● WHAT YOU HAVE TO DO
Reproduce each of the entries below word for word, keeping every line unchanged.

● MATERIAL FOR THIS EXERCISE
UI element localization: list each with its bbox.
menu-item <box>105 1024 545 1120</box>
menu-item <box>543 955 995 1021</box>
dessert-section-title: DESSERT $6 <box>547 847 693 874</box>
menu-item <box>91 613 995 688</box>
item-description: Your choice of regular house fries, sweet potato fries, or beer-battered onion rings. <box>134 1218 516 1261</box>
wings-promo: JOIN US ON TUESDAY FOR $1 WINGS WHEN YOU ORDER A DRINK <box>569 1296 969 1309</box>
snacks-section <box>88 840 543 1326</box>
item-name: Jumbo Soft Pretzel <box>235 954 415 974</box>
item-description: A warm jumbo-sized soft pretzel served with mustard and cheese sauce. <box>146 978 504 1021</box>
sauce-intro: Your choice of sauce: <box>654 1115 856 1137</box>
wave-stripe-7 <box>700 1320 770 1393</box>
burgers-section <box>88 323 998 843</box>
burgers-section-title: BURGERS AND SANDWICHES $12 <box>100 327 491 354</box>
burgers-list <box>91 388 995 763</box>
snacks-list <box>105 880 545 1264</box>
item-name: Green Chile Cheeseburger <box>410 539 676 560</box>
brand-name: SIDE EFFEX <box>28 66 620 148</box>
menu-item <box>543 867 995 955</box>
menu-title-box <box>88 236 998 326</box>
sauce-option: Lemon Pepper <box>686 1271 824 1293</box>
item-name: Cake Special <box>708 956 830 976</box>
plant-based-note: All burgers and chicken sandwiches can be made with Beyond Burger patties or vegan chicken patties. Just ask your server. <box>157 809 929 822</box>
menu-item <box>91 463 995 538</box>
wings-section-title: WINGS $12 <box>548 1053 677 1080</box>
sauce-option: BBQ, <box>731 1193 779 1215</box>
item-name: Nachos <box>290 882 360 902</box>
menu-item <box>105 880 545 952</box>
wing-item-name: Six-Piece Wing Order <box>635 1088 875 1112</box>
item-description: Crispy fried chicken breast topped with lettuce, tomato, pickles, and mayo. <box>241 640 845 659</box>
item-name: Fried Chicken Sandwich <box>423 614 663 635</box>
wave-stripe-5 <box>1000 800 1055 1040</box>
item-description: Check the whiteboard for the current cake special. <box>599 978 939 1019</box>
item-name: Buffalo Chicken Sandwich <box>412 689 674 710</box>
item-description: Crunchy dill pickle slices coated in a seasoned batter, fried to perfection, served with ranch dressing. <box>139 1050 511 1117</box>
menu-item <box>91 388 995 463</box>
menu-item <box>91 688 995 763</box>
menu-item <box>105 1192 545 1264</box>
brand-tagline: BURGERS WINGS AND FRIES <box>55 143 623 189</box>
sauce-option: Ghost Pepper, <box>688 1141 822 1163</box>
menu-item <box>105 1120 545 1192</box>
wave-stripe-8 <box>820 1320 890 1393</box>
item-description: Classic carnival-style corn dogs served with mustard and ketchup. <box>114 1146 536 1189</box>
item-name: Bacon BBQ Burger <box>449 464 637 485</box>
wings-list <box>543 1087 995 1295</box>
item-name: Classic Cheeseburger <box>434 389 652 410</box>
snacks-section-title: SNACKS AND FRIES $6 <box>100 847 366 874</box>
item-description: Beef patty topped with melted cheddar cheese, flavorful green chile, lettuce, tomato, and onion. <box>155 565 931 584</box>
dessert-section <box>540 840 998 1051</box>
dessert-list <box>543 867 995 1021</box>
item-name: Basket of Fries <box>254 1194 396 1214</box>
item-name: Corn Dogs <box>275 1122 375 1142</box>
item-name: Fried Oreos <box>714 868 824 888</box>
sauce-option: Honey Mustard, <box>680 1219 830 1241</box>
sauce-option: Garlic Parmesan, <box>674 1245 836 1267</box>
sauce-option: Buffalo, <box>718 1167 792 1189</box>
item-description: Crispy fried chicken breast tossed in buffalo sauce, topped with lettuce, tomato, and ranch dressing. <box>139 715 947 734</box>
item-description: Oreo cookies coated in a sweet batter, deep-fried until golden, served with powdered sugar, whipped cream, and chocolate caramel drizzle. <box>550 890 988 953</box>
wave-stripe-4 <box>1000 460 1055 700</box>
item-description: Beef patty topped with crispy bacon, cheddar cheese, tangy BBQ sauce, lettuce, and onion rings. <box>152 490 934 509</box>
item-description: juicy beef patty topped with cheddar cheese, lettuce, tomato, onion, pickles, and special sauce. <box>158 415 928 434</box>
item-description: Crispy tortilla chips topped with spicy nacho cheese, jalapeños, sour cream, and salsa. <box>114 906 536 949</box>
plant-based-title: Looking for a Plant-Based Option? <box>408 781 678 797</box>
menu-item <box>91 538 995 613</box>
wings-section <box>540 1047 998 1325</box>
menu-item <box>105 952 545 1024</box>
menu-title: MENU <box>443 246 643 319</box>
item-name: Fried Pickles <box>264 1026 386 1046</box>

● EXERCISE ANSWER
UI element localization: list each with its bbox.
menu-item <box>105 1024 545 1120</box>
menu-item <box>543 955 995 1021</box>
dessert-section-title: DESSERT $6 <box>547 847 693 874</box>
menu-item <box>91 613 995 688</box>
item-description: Your choice of regular house fries, sweet potato fries, or beer-battered onion rings. <box>134 1218 516 1261</box>
wings-promo: JOIN US ON TUESDAY FOR $1 WINGS WHEN YOU ORDER A DRINK <box>569 1296 969 1309</box>
snacks-section <box>88 840 543 1326</box>
item-name: Jumbo Soft Pretzel <box>235 954 415 974</box>
item-description: A warm jumbo-sized soft pretzel served with mustard and cheese sauce. <box>146 978 504 1021</box>
sauce-intro: Your choice of sauce: <box>654 1115 856 1137</box>
wave-stripe-7 <box>700 1320 770 1393</box>
burgers-section <box>88 323 998 843</box>
burgers-section-title: BURGERS AND SANDWICHES $12 <box>100 327 491 354</box>
burgers-list <box>91 388 995 763</box>
snacks-list <box>105 880 545 1264</box>
item-name: Green Chile Cheeseburger <box>410 539 676 560</box>
brand-name: SIDE EFFEX <box>28 66 620 148</box>
menu-item <box>543 867 995 955</box>
menu-title-box <box>88 236 998 326</box>
sauce-option: Lemon Pepper <box>686 1271 824 1293</box>
item-name: Cake Special <box>708 956 830 976</box>
plant-based-note: All burgers and chicken sandwiches can be made with Beyond Burger patties or vegan chicken patties. Just ask your server. <box>157 809 929 822</box>
menu-item <box>91 463 995 538</box>
wings-section-title: WINGS $12 <box>548 1053 677 1080</box>
sauce-option: BBQ, <box>731 1193 779 1215</box>
item-name: Nachos <box>290 882 360 902</box>
menu-item <box>105 880 545 952</box>
wing-item-name: Six-Piece Wing Order <box>635 1088 875 1112</box>
item-description: Crispy fried chicken breast topped with lettuce, tomato, pickles, and mayo. <box>241 640 845 659</box>
item-name: Fried Chicken Sandwich <box>423 614 663 635</box>
wave-stripe-5 <box>1000 800 1055 1040</box>
item-description: Check the whiteboard for the current cake special. <box>599 978 939 1019</box>
item-name: Buffalo Chicken Sandwich <box>412 689 674 710</box>
item-description: Crunchy dill pickle slices coated in a seasoned batter, fried to perfection, served with ranch dressing. <box>139 1050 511 1117</box>
menu-item <box>91 388 995 463</box>
menu-item <box>91 688 995 763</box>
menu-item <box>105 1192 545 1264</box>
brand-tagline: BURGERS WINGS AND FRIES <box>55 143 623 189</box>
sauce-option: Ghost Pepper, <box>688 1141 822 1163</box>
menu-item <box>105 1120 545 1192</box>
wave-stripe-8 <box>820 1320 890 1393</box>
item-description: Classic carnival-style corn dogs served with mustard and ketchup. <box>114 1146 536 1189</box>
item-name: Bacon BBQ Burger <box>449 464 637 485</box>
wings-list <box>543 1087 995 1295</box>
item-name: Classic Cheeseburger <box>434 389 652 410</box>
snacks-section-title: SNACKS AND FRIES $6 <box>100 847 366 874</box>
item-description: Beef patty topped with melted cheddar cheese, flavorful green chile, lettuce, tomato, and onion. <box>155 565 931 584</box>
dessert-section <box>540 840 998 1051</box>
dessert-list <box>543 867 995 1021</box>
item-name: Basket of Fries <box>254 1194 396 1214</box>
item-name: Corn Dogs <box>275 1122 375 1142</box>
item-name: Fried Oreos <box>714 868 824 888</box>
sauce-option: Honey Mustard, <box>680 1219 830 1241</box>
sauce-option: Garlic Parmesan, <box>674 1245 836 1267</box>
sauce-option: Buffalo, <box>718 1167 792 1189</box>
item-description: Crispy fried chicken breast tossed in buffalo sauce, topped with lettuce, tomato, and ranch dressing. <box>139 715 947 734</box>
item-description: Oreo cookies coated in a sweet batter, deep-fried until golden, served with powdered sugar, whipped cream, and chocolate caramel drizzle. <box>550 890 988 953</box>
wave-stripe-4 <box>1000 460 1055 700</box>
item-description: Beef patty topped with crispy bacon, cheddar cheese, tangy BBQ sauce, lettuce, and onion rings. <box>152 490 934 509</box>
item-description: juicy beef patty topped with cheddar cheese, lettuce, tomato, onion, pickles, and special sauce. <box>158 415 928 434</box>
item-description: Crispy tortilla chips topped with spicy nacho cheese, jalapeños, sour cream, and salsa. <box>114 906 536 949</box>
plant-based-title: Looking for a Plant-Based Option? <box>408 781 678 797</box>
menu-item <box>91 538 995 613</box>
wings-section <box>540 1047 998 1325</box>
menu-item <box>105 952 545 1024</box>
menu-title: MENU <box>443 246 643 319</box>
item-name: Fried Pickles <box>264 1026 386 1046</box>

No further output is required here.